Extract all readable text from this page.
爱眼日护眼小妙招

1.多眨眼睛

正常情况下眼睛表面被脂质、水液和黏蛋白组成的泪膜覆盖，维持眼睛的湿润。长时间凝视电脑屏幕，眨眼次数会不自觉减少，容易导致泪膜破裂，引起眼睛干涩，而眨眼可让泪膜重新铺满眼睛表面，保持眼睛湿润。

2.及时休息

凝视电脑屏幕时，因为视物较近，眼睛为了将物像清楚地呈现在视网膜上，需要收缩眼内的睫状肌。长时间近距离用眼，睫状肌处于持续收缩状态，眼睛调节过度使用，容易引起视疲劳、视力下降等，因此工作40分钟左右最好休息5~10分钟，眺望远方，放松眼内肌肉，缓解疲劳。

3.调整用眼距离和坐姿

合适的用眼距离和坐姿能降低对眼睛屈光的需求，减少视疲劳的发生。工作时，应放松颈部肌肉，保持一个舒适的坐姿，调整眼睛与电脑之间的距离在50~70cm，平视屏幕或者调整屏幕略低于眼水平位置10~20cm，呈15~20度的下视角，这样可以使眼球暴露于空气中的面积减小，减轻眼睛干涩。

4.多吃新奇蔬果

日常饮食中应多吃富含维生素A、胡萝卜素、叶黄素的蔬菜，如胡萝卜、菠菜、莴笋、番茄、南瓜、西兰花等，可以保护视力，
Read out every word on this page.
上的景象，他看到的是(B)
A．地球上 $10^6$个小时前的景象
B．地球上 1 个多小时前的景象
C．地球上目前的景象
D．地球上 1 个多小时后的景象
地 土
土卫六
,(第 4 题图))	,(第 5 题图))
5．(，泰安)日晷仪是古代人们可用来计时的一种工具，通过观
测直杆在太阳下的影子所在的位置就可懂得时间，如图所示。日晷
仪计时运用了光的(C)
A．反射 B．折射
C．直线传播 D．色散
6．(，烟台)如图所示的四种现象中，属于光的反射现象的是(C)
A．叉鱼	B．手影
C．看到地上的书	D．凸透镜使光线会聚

> _Stated task_
Transcribe the records above exactly as they appear.

> _Task answer_
Extract all readable text from this page.
爱眼日护眼小妙招

1.多眨眼睛

正常情况下眼睛表面被脂质、水液和黏蛋白组成的泪膜覆盖，维持眼睛的湿润。长时间凝视电脑屏幕，眨眼次数会不自觉减少，容易导致泪膜破裂，引起眼睛干涩，而眨眼可让泪膜重新铺满眼睛表面，保持眼睛湿润。

2.及时休息

凝视电脑屏幕时，因为视物较近，眼睛为了将物像清楚地呈现在视网膜上，需要收缩眼内的睫状肌。长时间近距离用眼，睫状肌处于持续收缩状态，眼睛调节过度使用，容易引起视疲劳、视力下降等，因此工作40分钟左右最好休息5~10分钟，眺望远方，放松眼内肌肉，缓解疲劳。

3.调整用眼距离和坐姿

合适的用眼距离和坐姿能降低对眼睛屈光的需求，减少视疲劳的发生。工作时，应放松颈部肌肉，保持一个舒适的坐姿，调整眼睛与电脑之间的距离在50~70cm，平视屏幕或者调整屏幕略低于眼水平位置10~20cm，呈15~20度的下视角，这样可以使眼球暴露于空气中的面积减小，减轻眼睛干涩。

4.多吃新奇蔬果

日常饮食中应多吃富含维生素A、胡萝卜素、叶黄素的蔬菜，如胡萝卜、菠菜、莴笋、番茄、南瓜、西兰花等，可以保护视力，
Read out every word on this page.
上的景象，他看到的是(B)
A．地球上 $10^6$个小时前的景象
B．地球上 1 个多小时前的景象
C．地球上目前的景象
D．地球上 1 个多小时后的景象
地 土
土卫六
,(第 4 题图))	,(第 5 题图))
5．(，泰安)日晷仪是古代人们可用来计时的一种工具，通过观
测直杆在太阳下的影子所在的位置就可懂得时间，如图所示。日晷
仪计时运用了光的(C)
A．反射 B．折射
C．直线传播 D．色散
6．(，烟台)如图所示的四种现象中，属于光的反射现象的是(C)
A．叉鱼	B．手影
C．看到地上的书	D．凸透镜使光线会聚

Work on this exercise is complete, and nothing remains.